■ **PROBLEM DESCRIPTION**: Report only the number of lines in this material that include the string "一创双优".

--- start ---

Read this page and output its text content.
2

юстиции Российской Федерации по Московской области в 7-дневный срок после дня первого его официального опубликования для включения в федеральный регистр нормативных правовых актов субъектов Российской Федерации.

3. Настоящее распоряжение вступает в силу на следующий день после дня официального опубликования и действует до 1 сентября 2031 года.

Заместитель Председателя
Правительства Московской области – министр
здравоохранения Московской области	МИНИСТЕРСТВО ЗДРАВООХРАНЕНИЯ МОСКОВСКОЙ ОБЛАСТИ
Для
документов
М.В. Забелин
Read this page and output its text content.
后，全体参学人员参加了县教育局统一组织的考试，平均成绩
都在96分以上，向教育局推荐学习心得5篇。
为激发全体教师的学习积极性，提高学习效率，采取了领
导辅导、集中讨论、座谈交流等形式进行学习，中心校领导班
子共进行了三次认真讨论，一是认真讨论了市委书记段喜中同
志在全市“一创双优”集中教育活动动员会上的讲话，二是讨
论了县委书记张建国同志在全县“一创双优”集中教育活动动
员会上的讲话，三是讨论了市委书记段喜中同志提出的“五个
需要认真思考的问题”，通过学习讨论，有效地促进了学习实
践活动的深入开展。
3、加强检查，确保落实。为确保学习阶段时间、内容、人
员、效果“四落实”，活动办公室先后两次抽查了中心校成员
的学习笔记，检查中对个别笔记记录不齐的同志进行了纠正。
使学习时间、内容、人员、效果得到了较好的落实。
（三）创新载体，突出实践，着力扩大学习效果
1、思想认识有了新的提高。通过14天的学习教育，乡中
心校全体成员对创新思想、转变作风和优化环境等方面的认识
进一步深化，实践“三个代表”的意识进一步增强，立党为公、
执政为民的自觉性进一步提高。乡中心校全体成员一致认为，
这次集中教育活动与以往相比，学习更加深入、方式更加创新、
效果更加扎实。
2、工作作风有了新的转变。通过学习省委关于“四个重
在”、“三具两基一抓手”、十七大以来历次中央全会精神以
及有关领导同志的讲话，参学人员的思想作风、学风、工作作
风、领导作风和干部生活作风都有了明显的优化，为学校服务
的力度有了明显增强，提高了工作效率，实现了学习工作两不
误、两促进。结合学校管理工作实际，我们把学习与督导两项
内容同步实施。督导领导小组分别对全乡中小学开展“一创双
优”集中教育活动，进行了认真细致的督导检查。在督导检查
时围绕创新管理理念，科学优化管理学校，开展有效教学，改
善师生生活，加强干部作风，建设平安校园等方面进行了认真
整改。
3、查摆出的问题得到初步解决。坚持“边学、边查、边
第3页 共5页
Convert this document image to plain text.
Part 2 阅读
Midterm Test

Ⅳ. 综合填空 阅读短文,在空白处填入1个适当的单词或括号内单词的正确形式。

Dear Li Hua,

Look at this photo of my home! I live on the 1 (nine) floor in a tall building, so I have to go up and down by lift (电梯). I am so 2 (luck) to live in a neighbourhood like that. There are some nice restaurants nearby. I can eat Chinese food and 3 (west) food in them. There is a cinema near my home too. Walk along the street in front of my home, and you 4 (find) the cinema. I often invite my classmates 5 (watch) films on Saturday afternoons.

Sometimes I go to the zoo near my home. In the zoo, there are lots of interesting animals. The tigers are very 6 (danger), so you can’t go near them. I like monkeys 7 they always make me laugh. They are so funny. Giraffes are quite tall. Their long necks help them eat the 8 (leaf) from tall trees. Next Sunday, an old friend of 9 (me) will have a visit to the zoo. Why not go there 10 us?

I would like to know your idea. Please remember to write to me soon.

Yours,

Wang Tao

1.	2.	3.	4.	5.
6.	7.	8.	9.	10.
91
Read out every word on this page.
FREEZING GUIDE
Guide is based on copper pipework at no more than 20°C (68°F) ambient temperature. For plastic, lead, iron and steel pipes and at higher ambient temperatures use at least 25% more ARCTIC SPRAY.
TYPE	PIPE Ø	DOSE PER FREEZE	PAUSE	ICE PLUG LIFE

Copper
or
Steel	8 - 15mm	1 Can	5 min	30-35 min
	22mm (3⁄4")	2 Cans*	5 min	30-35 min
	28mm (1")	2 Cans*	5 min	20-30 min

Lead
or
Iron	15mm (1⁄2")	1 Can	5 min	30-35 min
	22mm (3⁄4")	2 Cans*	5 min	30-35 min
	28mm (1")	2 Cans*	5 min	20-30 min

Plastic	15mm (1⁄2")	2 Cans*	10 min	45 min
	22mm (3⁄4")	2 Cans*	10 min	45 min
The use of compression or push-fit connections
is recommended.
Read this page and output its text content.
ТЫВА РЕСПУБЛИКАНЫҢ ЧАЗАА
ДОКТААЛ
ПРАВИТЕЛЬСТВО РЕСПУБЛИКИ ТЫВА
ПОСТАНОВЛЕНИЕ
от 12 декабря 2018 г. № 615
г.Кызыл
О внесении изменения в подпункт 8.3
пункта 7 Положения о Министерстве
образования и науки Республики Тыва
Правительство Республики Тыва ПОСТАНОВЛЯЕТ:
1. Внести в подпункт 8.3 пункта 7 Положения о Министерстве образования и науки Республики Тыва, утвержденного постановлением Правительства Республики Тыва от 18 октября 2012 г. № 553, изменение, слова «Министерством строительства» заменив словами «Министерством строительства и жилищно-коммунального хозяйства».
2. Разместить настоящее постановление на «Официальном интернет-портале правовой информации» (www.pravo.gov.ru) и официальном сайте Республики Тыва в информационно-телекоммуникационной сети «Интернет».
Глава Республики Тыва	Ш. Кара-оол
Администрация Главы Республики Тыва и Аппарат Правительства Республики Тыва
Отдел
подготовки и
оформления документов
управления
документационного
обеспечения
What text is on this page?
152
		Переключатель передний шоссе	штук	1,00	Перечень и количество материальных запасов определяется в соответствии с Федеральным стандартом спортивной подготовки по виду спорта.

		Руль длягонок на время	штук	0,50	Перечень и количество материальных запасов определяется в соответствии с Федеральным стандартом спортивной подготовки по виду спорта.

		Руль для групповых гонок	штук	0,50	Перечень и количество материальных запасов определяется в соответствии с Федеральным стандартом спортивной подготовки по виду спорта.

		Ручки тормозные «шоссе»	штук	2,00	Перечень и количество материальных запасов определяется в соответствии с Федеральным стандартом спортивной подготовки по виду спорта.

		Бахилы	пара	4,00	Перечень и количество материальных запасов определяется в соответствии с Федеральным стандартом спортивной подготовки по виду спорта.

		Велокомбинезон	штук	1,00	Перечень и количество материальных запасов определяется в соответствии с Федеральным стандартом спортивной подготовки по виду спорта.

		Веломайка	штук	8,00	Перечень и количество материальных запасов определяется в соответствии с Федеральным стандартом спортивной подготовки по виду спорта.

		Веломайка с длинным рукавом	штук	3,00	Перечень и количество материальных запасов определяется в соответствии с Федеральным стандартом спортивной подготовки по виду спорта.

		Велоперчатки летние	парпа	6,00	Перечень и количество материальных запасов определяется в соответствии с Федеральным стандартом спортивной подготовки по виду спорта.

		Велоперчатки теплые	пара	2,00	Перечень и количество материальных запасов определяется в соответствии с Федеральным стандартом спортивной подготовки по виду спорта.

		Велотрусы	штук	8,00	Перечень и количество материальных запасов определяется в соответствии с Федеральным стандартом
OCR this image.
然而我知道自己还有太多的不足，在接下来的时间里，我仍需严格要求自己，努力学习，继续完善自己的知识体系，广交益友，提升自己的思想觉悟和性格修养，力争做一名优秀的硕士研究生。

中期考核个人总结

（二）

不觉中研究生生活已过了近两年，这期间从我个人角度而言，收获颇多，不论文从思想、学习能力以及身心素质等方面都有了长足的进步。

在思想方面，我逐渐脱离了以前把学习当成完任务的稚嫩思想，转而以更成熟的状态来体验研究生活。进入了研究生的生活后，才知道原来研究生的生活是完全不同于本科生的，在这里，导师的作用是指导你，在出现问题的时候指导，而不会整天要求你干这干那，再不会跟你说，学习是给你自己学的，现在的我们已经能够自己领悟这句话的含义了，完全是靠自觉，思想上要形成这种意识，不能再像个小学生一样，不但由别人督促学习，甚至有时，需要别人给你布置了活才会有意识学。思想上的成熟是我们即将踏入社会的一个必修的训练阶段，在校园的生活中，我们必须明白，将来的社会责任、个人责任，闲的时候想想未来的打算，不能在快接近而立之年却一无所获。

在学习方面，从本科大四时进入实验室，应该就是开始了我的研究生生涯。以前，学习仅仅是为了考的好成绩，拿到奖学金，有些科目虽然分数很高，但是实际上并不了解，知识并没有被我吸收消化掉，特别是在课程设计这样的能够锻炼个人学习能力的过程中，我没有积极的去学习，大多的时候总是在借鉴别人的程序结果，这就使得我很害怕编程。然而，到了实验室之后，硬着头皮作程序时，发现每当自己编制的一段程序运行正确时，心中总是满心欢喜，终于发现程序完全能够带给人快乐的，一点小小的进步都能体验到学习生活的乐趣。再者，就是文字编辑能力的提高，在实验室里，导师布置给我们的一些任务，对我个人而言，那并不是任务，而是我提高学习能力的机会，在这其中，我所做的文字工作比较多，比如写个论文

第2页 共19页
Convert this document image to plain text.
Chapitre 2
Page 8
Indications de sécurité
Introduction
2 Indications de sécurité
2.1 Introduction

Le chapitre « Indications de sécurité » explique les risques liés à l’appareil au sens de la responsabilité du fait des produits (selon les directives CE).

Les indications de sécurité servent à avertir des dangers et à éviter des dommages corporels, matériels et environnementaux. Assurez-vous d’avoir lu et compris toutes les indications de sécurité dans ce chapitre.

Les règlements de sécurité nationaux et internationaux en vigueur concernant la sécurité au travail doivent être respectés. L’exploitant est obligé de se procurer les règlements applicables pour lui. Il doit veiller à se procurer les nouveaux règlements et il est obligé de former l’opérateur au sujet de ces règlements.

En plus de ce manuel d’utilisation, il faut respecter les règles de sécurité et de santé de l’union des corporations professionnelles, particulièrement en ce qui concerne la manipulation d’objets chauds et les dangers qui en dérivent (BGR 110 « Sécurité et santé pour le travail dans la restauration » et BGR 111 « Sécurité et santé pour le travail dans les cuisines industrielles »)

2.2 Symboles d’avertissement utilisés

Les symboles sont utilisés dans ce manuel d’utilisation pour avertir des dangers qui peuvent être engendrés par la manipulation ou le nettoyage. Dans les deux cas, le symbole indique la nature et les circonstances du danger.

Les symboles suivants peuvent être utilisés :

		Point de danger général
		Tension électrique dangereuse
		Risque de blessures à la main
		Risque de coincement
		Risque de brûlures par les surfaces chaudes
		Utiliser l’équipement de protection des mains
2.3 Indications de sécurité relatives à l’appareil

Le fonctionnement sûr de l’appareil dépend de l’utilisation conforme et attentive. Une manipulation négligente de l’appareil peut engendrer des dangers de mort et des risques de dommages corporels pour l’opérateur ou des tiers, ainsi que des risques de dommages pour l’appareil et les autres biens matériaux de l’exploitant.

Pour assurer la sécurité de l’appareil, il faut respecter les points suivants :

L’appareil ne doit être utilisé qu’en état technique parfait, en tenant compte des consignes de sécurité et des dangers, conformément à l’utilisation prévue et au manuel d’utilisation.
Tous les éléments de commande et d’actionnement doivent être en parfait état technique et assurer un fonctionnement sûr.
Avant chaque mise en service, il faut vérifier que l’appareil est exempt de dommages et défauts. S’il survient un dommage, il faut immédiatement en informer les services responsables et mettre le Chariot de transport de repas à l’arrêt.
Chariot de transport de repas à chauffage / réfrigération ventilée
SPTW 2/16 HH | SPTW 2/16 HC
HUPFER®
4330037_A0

--- end ---

■ **WRITTEN REPLY**: 2